Task details: Tally all lines containing the word "observar". Give the number alone.
----- Extracted entries
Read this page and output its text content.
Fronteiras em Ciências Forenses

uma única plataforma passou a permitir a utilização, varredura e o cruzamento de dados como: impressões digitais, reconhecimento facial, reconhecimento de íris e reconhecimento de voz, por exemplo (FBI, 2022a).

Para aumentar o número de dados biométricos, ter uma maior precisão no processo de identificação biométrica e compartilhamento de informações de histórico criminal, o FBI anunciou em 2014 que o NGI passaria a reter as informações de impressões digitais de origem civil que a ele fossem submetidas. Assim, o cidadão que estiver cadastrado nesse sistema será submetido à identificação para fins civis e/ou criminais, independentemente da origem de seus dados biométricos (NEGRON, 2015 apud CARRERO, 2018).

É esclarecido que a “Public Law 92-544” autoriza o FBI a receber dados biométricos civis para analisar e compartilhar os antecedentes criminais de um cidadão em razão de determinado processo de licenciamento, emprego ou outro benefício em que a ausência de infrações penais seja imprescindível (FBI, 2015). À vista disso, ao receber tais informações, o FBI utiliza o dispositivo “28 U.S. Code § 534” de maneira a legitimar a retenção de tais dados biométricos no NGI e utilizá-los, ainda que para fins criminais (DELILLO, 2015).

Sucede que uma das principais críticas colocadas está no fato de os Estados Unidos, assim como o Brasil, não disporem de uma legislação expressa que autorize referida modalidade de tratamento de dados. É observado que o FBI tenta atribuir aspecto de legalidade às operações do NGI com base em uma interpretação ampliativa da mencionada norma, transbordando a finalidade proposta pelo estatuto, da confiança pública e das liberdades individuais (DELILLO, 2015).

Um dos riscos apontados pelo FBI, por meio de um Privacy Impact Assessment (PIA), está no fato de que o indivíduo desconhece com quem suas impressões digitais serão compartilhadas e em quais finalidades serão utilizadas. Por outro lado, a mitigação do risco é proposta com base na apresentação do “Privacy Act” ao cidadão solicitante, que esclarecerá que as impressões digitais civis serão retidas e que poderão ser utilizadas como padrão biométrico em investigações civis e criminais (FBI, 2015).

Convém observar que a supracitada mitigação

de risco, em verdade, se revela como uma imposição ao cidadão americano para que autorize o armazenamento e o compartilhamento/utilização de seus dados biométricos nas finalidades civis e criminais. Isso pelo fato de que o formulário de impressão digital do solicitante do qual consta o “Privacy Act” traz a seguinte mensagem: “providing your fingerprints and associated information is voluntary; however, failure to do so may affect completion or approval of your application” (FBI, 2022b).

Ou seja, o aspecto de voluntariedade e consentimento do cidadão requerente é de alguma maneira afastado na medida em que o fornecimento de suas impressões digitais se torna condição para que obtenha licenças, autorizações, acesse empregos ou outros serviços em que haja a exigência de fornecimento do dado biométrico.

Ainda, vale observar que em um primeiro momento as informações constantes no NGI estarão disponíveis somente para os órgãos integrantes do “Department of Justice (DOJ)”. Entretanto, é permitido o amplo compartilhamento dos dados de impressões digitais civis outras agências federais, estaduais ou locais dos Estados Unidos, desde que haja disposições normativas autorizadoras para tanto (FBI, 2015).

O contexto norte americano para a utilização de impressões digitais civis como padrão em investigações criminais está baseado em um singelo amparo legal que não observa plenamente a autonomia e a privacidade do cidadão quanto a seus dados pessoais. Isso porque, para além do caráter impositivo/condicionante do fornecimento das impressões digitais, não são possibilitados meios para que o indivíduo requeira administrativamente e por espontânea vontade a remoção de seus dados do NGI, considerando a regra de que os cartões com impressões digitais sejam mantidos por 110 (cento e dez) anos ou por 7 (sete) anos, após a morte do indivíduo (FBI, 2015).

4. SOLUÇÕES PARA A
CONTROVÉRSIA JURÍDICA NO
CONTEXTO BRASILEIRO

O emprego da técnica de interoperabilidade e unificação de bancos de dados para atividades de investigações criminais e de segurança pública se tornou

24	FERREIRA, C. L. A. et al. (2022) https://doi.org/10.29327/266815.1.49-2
----------
Response below: 2